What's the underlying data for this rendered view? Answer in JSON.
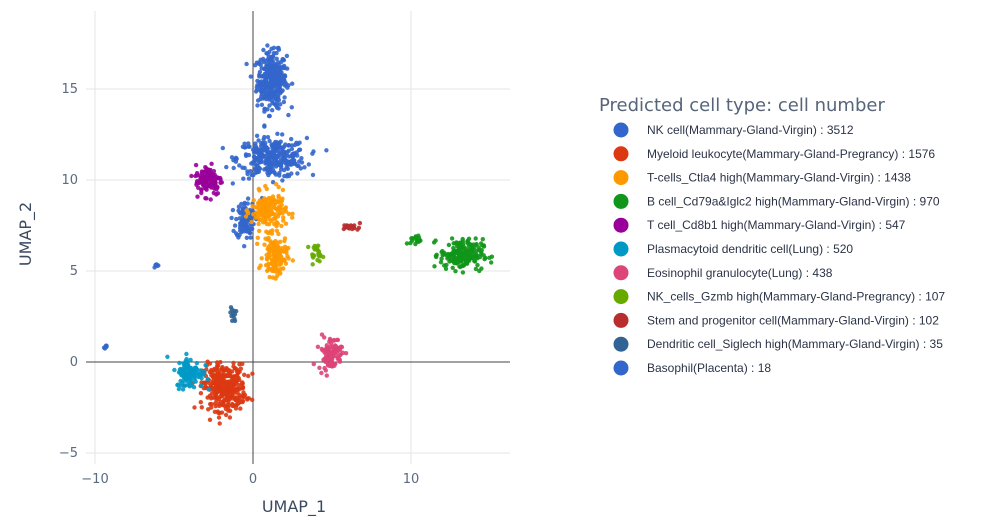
{
  "chart_data": {
    "type": "scatter",
    "xlabel": "UMAP_1",
    "ylabel": "UMAP_2",
    "xlim": [
      -10,
      16
    ],
    "ylim": [
      -5.5,
      19
    ],
    "x_ticks": [
      -10,
      0,
      10
    ],
    "x_tick_labels": [
      "−10",
      "0",
      "10"
    ],
    "y_ticks": [
      -5,
      0,
      5,
      10,
      15
    ],
    "y_tick_labels": [
      "−5",
      "0",
      "5",
      "10",
      "15"
    ],
    "grid": true,
    "legend_title": "Predicted cell type: cell number",
    "legend_position": "right",
    "series": [
      {
        "name": "NK cell(Mammary-Gland-Virgin) : 3512",
        "color": "#3366cc",
        "count": 3512,
        "clusters": [
          [
            1.2,
            15.5,
            1.1,
            1.8,
            0.45
          ],
          [
            1.2,
            11.2,
            2.6,
            1.3,
            0.4
          ],
          [
            -0.5,
            7.8,
            0.7,
            1.2,
            0.15
          ]
        ]
      },
      {
        "name": "Myeloid leukocyte(Mammary-Gland-Pregrancy) : 1576",
        "color": "#dc3912",
        "count": 1576,
        "clusters": [
          [
            -1.8,
            -1.4,
            1.6,
            1.5,
            1.0
          ]
        ]
      },
      {
        "name": "T-cells_Ctla4 high(Mammary-Gland-Virgin) : 1438",
        "color": "#ff9900",
        "count": 1438,
        "clusters": [
          [
            1.0,
            8.3,
            1.3,
            1.2,
            0.55
          ],
          [
            1.4,
            5.8,
            0.9,
            1.3,
            0.45
          ]
        ]
      },
      {
        "name": "B cell_Cd79a&Iglc2 high(Mammary-Gland-Virgin) : 970",
        "color": "#109618",
        "count": 970,
        "clusters": [
          [
            13.2,
            5.9,
            1.6,
            1.0,
            0.92
          ],
          [
            10.3,
            6.7,
            0.4,
            0.3,
            0.08
          ]
        ]
      },
      {
        "name": "T cell_Cd8b1 high(Mammary-Gland-Virgin) : 547",
        "color": "#990099",
        "count": 547,
        "clusters": [
          [
            -2.8,
            10.0,
            1.0,
            1.0,
            1.0
          ]
        ]
      },
      {
        "name": "Plasmacytoid dendritic cell(Lung) : 520",
        "color": "#0099c6",
        "count": 520,
        "clusters": [
          [
            -4.0,
            -0.6,
            1.0,
            1.0,
            1.0
          ]
        ]
      },
      {
        "name": "Eosinophil granulocyte(Lung) : 438",
        "color": "#dd4477",
        "count": 438,
        "clusters": [
          [
            4.9,
            0.5,
            0.9,
            1.1,
            1.0
          ]
        ]
      },
      {
        "name": "NK_cells_Gzmb high(Mammary-Gland-Pregrancy) : 107",
        "color": "#66aa00",
        "count": 107,
        "clusters": [
          [
            4.0,
            6.0,
            0.5,
            0.5,
            1.0
          ]
        ]
      },
      {
        "name": "Stem and progenitor cell(Mammary-Gland-Virgin) : 102",
        "color": "#b82e2e",
        "count": 102,
        "clusters": [
          [
            6.3,
            7.4,
            0.7,
            0.2,
            1.0
          ]
        ]
      },
      {
        "name": "Dendritic cell_Siglech high(Mammary-Gland-Virgin) : 35",
        "color": "#316395",
        "count": 35,
        "clusters": [
          [
            -1.3,
            2.7,
            0.3,
            0.7,
            1.0
          ]
        ]
      },
      {
        "name": "Basophil(Placenta) : 18",
        "color": "#3366cc",
        "count": 18,
        "clusters": [
          [
            -9.3,
            0.8,
            0.15,
            0.15,
            0.5
          ],
          [
            -6.1,
            5.3,
            0.15,
            0.15,
            0.5
          ]
        ]
      }
    ]
  }
}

Instructions for the task:
Omit the pictures, then output the rest of the listing exactly.

Answer:
What's the underlying data for this rendered view? Answer in JSON.
{
  "chart_data": {
    "type": "scatter",
    "xlabel": "UMAP_1",
    "ylabel": "UMAP_2",
    "xlim": [
      -10,
      16
    ],
    "ylim": [
      -5.5,
      19
    ],
    "x_ticks": [
      -10,
      0,
      10
    ],
    "x_tick_labels": [
      "−10",
      "0",
      "10"
    ],
    "y_ticks": [
      -5,
      0,
      5,
      10,
      15
    ],
    "y_tick_labels": [
      "−5",
      "0",
      "5",
      "10",
      "15"
    ],
    "grid": true,
    "legend_title": "Predicted cell type: cell number",
    "legend_position": "right",
    "series": [
      {
        "name": "NK cell(Mammary-Gland-Virgin) : 3512",
        "color": "#3366cc",
        "count": 3512,
        "clusters": [
          [
            1.2,
            15.5,
            1.1,
            1.8,
            0.45
          ],
          [
            1.2,
            11.2,
            2.6,
            1.3,
            0.4
          ],
          [
            -0.5,
            7.8,
            0.7,
            1.2,
            0.15
          ]
        ]
      },
      {
        "name": "Myeloid leukocyte(Mammary-Gland-Pregrancy) : 1576",
        "color": "#dc3912",
        "count": 1576,
        "clusters": [
          [
            -1.8,
            -1.4,
            1.6,
            1.5,
            1.0
          ]
        ]
      },
      {
        "name": "T-cells_Ctla4 high(Mammary-Gland-Virgin) : 1438",
        "color": "#ff9900",
        "count": 1438,
        "clusters": [
          [
            1.0,
            8.3,
            1.3,
            1.2,
            0.55
          ],
          [
            1.4,
            5.8,
            0.9,
            1.3,
            0.45
          ]
        ]
      },
      {
        "name": "B cell_Cd79a&Iglc2 high(Mammary-Gland-Virgin) : 970",
        "color": "#109618",
        "count": 970,
        "clusters": [
          [
            13.2,
            5.9,
            1.6,
            1.0,
            0.92
          ],
          [
            10.3,
            6.7,
            0.4,
            0.3,
            0.08
          ]
        ]
      },
      {
        "name": "T cell_Cd8b1 high(Mammary-Gland-Virgin) : 547",
        "color": "#990099",
        "count": 547,
        "clusters": [
          [
            -2.8,
            10.0,
            1.0,
            1.0,
            1.0
          ]
        ]
      },
      {
        "name": "Plasmacytoid dendritic cell(Lung) : 520",
        "color": "#0099c6",
        "count": 520,
        "clusters": [
          [
            -4.0,
            -0.6,
            1.0,
            1.0,
            1.0
          ]
        ]
      },
      {
        "name": "Eosinophil granulocyte(Lung) : 438",
        "color": "#dd4477",
        "count": 438,
        "clusters": [
          [
            4.9,
            0.5,
            0.9,
            1.1,
            1.0
          ]
        ]
      },
      {
        "name": "NK_cells_Gzmb high(Mammary-Gland-Pregrancy) : 107",
        "color": "#66aa00",
        "count": 107,
        "clusters": [
          [
            4.0,
            6.0,
            0.5,
            0.5,
            1.0
          ]
        ]
      },
      {
        "name": "Stem and progenitor cell(Mammary-Gland-Virgin) : 102",
        "color": "#b82e2e",
        "count": 102,
        "clusters": [
          [
            6.3,
            7.4,
            0.7,
            0.2,
            1.0
          ]
        ]
      },
      {
        "name": "Dendritic cell_Siglech high(Mammary-Gland-Virgin) : 35",
        "color": "#316395",
        "count": 35,
        "clusters": [
          [
            -1.3,
            2.7,
            0.3,
            0.7,
            1.0
          ]
        ]
      },
      {
        "name": "Basophil(Placenta) : 18",
        "color": "#3366cc",
        "count": 18,
        "clusters": [
          [
            -9.3,
            0.8,
            0.15,
            0.15,
            0.5
          ],
          [
            -6.1,
            5.3,
            0.15,
            0.15,
            0.5
          ]
        ]
      }
    ]
  }
}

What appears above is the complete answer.